● **WORK INSTRUCTION**
Wherever "expression" shows up in the records below, copy the whole line.

[Collection entries]
#####
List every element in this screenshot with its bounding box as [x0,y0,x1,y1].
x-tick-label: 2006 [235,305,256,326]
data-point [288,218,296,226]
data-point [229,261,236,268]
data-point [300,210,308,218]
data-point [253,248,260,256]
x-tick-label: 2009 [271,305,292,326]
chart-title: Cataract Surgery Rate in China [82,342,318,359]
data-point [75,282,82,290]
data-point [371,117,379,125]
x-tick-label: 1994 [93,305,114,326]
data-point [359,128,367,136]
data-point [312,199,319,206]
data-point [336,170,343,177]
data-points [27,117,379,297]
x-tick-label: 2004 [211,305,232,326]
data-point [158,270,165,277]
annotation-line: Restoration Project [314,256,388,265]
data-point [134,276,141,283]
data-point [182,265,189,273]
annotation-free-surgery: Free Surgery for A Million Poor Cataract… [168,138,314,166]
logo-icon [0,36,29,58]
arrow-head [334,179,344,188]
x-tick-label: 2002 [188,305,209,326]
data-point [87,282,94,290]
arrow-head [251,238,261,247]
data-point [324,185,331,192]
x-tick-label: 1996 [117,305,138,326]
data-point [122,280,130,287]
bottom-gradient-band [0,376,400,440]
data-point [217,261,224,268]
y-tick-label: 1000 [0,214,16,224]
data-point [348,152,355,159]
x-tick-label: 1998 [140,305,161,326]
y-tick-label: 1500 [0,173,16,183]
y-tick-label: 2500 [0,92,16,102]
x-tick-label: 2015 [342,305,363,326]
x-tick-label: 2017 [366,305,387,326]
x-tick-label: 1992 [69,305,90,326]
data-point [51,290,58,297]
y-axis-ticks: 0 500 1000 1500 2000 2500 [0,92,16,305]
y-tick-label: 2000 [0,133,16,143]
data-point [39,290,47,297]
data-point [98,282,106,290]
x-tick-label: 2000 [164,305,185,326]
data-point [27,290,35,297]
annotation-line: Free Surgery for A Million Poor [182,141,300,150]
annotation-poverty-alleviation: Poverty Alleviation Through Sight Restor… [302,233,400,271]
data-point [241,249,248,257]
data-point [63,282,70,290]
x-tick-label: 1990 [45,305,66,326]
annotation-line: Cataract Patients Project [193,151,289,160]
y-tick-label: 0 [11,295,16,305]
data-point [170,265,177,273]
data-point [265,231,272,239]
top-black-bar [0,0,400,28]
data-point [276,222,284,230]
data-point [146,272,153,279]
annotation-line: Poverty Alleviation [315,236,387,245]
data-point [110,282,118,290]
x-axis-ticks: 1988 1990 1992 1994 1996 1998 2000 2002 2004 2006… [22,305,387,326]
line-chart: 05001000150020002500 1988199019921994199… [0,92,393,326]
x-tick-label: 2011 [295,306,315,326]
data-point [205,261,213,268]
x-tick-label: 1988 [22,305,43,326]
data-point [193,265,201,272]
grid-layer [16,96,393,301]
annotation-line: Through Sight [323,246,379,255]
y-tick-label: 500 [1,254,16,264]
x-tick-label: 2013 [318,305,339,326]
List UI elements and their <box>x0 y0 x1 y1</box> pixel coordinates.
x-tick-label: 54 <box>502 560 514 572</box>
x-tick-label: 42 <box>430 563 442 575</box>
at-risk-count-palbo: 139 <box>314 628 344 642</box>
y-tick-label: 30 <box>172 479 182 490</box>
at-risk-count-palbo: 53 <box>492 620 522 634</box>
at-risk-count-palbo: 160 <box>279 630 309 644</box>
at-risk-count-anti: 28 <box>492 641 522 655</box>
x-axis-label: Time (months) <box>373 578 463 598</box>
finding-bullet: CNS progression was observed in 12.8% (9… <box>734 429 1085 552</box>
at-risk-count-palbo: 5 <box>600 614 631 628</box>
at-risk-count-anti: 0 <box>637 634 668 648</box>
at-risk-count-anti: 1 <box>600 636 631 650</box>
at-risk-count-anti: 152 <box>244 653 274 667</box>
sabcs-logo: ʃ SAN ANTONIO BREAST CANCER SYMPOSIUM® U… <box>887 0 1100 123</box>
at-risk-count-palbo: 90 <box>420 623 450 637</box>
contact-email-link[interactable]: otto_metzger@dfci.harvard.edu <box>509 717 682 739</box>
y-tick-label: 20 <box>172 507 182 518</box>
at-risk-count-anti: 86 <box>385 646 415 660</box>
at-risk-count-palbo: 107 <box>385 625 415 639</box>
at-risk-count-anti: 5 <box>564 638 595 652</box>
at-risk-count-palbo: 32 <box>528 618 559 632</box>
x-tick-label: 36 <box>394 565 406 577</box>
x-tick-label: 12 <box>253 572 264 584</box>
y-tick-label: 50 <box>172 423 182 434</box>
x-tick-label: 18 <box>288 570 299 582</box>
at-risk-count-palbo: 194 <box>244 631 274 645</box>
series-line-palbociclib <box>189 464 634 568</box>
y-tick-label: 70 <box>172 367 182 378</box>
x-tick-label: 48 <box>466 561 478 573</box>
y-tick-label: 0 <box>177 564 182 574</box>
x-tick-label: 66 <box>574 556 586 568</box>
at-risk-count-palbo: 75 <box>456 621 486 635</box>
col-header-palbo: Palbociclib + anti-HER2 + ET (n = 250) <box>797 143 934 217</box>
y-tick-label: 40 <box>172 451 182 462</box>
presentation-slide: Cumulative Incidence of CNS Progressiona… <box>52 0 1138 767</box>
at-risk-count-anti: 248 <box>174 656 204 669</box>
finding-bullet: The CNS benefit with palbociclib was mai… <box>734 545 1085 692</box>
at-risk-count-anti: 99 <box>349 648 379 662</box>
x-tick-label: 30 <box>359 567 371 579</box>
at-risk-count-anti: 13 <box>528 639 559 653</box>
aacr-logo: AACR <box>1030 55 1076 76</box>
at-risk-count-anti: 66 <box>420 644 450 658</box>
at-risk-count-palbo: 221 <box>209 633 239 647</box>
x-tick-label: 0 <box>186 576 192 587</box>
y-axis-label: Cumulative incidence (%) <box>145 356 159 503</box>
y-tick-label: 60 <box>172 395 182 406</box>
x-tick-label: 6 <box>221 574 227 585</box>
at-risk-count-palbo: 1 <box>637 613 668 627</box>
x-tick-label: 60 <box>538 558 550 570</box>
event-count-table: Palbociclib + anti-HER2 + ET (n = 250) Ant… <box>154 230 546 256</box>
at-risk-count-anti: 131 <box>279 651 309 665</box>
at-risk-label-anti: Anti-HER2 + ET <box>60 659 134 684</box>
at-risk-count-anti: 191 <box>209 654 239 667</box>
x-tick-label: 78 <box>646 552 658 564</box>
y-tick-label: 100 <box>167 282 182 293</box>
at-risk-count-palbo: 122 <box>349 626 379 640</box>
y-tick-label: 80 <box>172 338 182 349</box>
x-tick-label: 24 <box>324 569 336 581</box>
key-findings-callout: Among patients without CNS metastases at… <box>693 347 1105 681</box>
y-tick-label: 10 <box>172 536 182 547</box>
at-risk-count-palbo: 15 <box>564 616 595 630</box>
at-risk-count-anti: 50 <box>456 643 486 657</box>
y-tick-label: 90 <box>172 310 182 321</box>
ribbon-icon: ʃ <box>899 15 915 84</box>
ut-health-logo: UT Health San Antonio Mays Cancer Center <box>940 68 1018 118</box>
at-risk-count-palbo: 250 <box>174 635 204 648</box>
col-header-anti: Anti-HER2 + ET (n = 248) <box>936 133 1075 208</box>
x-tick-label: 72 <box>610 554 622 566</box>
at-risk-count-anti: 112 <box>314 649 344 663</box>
#####
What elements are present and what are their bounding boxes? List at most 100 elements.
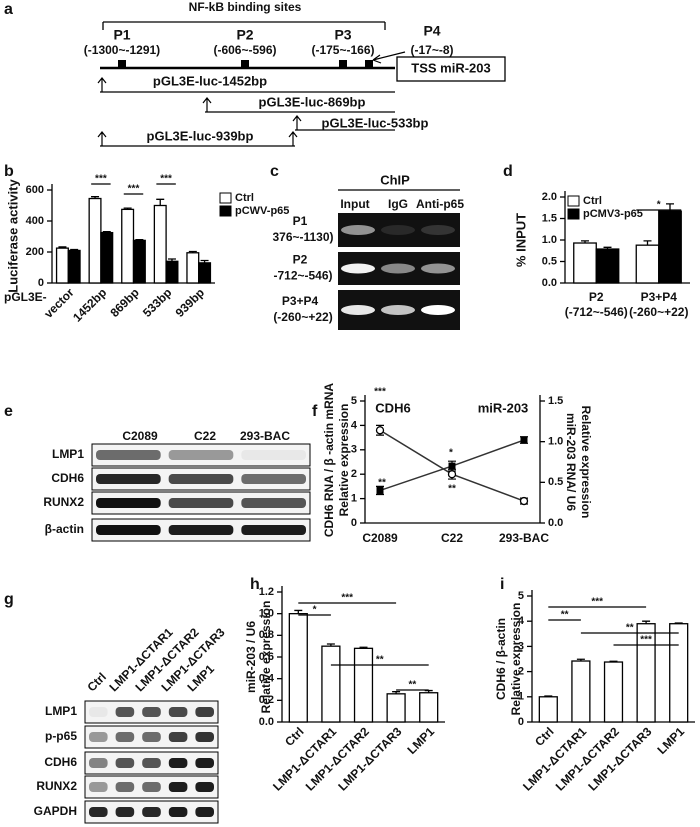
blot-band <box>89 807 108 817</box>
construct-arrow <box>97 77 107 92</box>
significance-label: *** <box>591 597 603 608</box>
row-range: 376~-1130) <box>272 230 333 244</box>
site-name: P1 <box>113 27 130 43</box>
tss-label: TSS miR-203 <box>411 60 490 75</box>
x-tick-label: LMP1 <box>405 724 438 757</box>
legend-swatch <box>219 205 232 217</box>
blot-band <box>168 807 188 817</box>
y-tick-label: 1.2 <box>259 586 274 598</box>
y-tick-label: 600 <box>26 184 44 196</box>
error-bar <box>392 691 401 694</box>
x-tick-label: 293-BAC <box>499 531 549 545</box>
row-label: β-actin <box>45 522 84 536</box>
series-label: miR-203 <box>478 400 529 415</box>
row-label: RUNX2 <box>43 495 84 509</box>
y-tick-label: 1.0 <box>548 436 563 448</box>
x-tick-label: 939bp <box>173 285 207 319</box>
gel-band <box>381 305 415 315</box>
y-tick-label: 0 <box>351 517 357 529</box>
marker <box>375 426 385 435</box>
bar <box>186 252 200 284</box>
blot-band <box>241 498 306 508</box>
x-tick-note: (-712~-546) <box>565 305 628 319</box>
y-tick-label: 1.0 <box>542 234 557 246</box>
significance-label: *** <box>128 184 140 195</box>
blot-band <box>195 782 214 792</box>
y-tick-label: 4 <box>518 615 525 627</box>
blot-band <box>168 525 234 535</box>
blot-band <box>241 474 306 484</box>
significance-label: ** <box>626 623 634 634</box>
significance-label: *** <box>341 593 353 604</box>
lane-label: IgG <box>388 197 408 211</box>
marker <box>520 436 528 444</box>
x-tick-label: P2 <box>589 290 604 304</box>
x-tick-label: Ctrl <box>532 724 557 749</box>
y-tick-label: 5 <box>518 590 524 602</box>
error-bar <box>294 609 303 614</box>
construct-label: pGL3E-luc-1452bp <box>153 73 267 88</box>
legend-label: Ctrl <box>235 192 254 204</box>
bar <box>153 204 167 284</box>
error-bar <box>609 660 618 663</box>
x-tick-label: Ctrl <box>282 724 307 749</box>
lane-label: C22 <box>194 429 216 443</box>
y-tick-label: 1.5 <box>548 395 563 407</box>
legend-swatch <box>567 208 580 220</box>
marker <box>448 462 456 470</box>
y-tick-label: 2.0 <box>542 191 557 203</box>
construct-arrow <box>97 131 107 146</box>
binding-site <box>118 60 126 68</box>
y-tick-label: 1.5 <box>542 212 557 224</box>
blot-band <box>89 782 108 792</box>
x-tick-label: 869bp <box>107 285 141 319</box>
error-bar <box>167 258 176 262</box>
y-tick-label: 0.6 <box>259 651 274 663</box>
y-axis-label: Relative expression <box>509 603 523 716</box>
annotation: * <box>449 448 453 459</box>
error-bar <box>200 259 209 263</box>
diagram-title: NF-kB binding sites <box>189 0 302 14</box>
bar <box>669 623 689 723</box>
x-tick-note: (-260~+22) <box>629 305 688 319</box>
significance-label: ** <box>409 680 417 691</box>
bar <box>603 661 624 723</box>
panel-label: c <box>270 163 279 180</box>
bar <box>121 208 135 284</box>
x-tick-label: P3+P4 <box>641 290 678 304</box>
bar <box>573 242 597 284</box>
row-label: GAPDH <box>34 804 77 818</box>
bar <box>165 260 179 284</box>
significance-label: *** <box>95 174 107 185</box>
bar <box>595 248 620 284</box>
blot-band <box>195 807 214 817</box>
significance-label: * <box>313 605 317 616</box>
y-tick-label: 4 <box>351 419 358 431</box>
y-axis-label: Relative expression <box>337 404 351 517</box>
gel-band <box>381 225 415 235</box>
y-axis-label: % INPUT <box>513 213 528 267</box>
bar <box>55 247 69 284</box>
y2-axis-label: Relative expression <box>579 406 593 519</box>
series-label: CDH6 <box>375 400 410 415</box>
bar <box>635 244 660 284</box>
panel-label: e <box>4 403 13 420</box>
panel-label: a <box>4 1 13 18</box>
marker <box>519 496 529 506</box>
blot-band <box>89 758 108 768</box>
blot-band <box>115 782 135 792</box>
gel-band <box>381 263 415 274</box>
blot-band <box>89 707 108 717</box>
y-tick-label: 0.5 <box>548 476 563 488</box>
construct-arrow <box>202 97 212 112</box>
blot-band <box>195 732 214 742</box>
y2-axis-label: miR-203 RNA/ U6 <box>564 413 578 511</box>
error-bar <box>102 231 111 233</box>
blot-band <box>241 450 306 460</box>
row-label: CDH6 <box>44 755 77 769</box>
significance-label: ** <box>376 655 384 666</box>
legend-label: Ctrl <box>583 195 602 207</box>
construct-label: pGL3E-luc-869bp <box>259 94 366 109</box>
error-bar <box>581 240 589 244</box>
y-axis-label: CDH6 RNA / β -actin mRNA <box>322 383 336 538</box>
#####
● **EXERCISE RESULT**
y-axis-label: Relative expression <box>509 603 523 716</box>
y-axis-label: Relative expression <box>337 404 351 517</box>
y2-axis-label: Relative expression <box>579 406 593 519</box>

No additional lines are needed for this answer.